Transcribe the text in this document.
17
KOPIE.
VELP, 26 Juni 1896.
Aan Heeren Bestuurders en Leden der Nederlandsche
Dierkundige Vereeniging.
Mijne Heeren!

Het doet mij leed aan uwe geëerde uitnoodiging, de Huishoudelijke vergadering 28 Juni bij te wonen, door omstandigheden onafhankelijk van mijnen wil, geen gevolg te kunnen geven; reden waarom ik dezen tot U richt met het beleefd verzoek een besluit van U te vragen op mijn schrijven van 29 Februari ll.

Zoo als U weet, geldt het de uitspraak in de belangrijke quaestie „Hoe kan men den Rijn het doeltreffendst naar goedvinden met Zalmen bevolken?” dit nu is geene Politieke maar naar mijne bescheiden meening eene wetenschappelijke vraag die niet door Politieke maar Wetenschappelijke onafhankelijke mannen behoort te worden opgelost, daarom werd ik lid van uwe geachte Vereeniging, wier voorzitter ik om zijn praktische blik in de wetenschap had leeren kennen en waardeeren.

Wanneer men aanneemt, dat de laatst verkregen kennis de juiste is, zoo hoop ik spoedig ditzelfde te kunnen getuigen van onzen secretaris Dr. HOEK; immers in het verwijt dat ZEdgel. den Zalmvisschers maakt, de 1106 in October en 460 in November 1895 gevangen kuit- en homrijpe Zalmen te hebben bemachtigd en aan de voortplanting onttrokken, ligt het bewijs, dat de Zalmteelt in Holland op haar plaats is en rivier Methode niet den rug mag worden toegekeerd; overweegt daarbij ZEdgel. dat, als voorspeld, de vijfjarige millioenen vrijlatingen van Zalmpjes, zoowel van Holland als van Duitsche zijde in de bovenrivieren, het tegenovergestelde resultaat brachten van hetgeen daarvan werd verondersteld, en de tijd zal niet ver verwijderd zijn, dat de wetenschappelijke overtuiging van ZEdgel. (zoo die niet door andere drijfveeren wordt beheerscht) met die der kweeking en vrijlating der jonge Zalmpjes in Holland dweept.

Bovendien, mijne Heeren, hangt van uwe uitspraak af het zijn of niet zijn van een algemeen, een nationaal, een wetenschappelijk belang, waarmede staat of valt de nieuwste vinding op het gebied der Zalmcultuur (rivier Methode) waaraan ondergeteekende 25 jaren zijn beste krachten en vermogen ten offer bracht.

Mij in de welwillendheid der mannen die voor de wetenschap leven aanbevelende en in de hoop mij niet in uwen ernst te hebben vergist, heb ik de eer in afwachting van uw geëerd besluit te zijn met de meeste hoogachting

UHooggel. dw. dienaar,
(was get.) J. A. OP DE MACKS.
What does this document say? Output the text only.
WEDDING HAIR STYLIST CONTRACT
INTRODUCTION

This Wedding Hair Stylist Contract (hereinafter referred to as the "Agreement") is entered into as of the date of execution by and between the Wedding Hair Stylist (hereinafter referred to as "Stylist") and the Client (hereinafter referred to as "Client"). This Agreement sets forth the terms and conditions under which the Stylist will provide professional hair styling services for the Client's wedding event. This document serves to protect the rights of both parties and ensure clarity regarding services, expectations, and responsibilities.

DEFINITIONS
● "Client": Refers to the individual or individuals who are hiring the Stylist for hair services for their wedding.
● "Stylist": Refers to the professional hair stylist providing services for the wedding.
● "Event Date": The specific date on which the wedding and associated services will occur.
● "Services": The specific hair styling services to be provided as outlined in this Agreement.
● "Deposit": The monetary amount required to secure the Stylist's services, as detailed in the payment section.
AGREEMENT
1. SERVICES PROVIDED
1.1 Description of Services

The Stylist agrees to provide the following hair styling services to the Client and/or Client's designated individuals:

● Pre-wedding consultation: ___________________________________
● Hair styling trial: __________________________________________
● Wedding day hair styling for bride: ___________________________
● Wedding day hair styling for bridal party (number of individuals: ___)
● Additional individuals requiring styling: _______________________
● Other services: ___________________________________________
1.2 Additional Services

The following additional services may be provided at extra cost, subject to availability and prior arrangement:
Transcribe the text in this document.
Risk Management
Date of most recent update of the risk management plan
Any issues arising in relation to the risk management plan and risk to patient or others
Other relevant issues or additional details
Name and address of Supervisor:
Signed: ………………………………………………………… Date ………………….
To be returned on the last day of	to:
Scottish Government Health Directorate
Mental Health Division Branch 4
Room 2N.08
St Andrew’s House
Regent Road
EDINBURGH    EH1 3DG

=-=-=

[WORK TO DO] Retype the entries one by one, exactly.

[FINAL ANSWER]
Transcribe the text in this document.
17
KOPIE.
VELP, 26 Juni 1896.
Aan Heeren Bestuurders en Leden der Nederlandsche
Dierkundige Vereeniging.
Mijne Heeren!

Het doet mij leed aan uwe geëerde uitnoodiging, de Huishoudelijke vergadering 28 Juni bij te wonen, door omstandigheden onafhankelijk van mijnen wil, geen gevolg te kunnen geven; reden waarom ik dezen tot U richt met het beleefd verzoek een besluit van U te vragen op mijn schrijven van 29 Februari ll.

Zoo als U weet, geldt het de uitspraak in de belangrijke quaestie „Hoe kan men den Rijn het doeltreffendst naar goedvinden met Zalmen bevolken?” dit nu is geene Politieke maar naar mijne bescheiden meening eene wetenschappelijke vraag die niet door Politieke maar Wetenschappelijke onafhankelijke mannen behoort te worden opgelost, daarom werd ik lid van uwe geachte Vereeniging, wier voorzitter ik om zijn praktische blik in de wetenschap had leeren kennen en waardeeren.

Wanneer men aanneemt, dat de laatst verkregen kennis de juiste is, zoo hoop ik spoedig ditzelfde te kunnen getuigen van onzen secretaris Dr. HOEK; immers in het verwijt dat ZEdgel. den Zalmvisschers maakt, de 1106 in October en 460 in November 1895 gevangen kuit- en homrijpe Zalmen te hebben bemachtigd en aan de voortplanting onttrokken, ligt het bewijs, dat de Zalmteelt in Holland op haar plaats is en rivier Methode niet den rug mag worden toegekeerd; overweegt daarbij ZEdgel. dat, als voorspeld, de vijfjarige millioenen vrijlatingen van Zalmpjes, zoowel van Holland als van Duitsche zijde in de bovenrivieren, het tegenovergestelde resultaat brachten van hetgeen daarvan werd verondersteld, en de tijd zal niet ver verwijderd zijn, dat de wetenschappelijke overtuiging van ZEdgel. (zoo die niet door andere drijfveeren wordt beheerscht) met die der kweeking en vrijlating der jonge Zalmpjes in Holland dweept.

Bovendien, mijne Heeren, hangt van uwe uitspraak af het zijn of niet zijn van een algemeen, een nationaal, een wetenschappelijk belang, waarmede staat of valt de nieuwste vinding op het gebied der Zalmcultuur (rivier Methode) waaraan ondergeteekende 25 jaren zijn beste krachten en vermogen ten offer bracht.

Mij in de welwillendheid der mannen die voor de wetenschap leven aanbevelende en in de hoop mij niet in uwen ernst te hebben vergist, heb ik de eer in afwachting van uw geëerd besluit te zijn met de meeste hoogachting

UHooggel. dw. dienaar,
(was get.) J. A. OP DE MACKS.
What does this document say? Output the text only.
WEDDING HAIR STYLIST CONTRACT
INTRODUCTION

This Wedding Hair Stylist Contract (hereinafter referred to as the "Agreement") is entered into as of the date of execution by and between the Wedding Hair Stylist (hereinafter referred to as "Stylist") and the Client (hereinafter referred to as "Client"). This Agreement sets forth the terms and conditions under which the Stylist will provide professional hair styling services for the Client's wedding event. This document serves to protect the rights of both parties and ensure clarity regarding services, expectations, and responsibilities.

DEFINITIONS
● "Client": Refers to the individual or individuals who are hiring the Stylist for hair services for their wedding.
● "Stylist": Refers to the professional hair stylist providing services for the wedding.
● "Event Date": The specific date on which the wedding and associated services will occur.
● "Services": The specific hair styling services to be provided as outlined in this Agreement.
● "Deposit": The monetary amount required to secure the Stylist's services, as detailed in the payment section.
AGREEMENT
1. SERVICES PROVIDED
1.1 Description of Services

The Stylist agrees to provide the following hair styling services to the Client and/or Client's designated individuals:

● Pre-wedding consultation: ___________________________________
● Hair styling trial: __________________________________________
● Wedding day hair styling for bride: ___________________________
● Wedding day hair styling for bridal party (number of individuals: ___)
● Additional individuals requiring styling: _______________________
● Other services: ___________________________________________
1.2 Additional Services

The following additional services may be provided at extra cost, subject to availability and prior arrangement:
Transcribe the text in this document.
Risk Management
Date of most recent update of the risk management plan
Any issues arising in relation to the risk management plan and risk to patient or others
Other relevant issues or additional details
Name and address of Supervisor:
Signed: ………………………………………………………… Date ………………….
To be returned on the last day of	to:
Scottish Government Health Directorate
Mental Health Division Branch 4
Room 2N.08
St Andrew’s House
Regent Road
EDINBURGH    EH1 3DG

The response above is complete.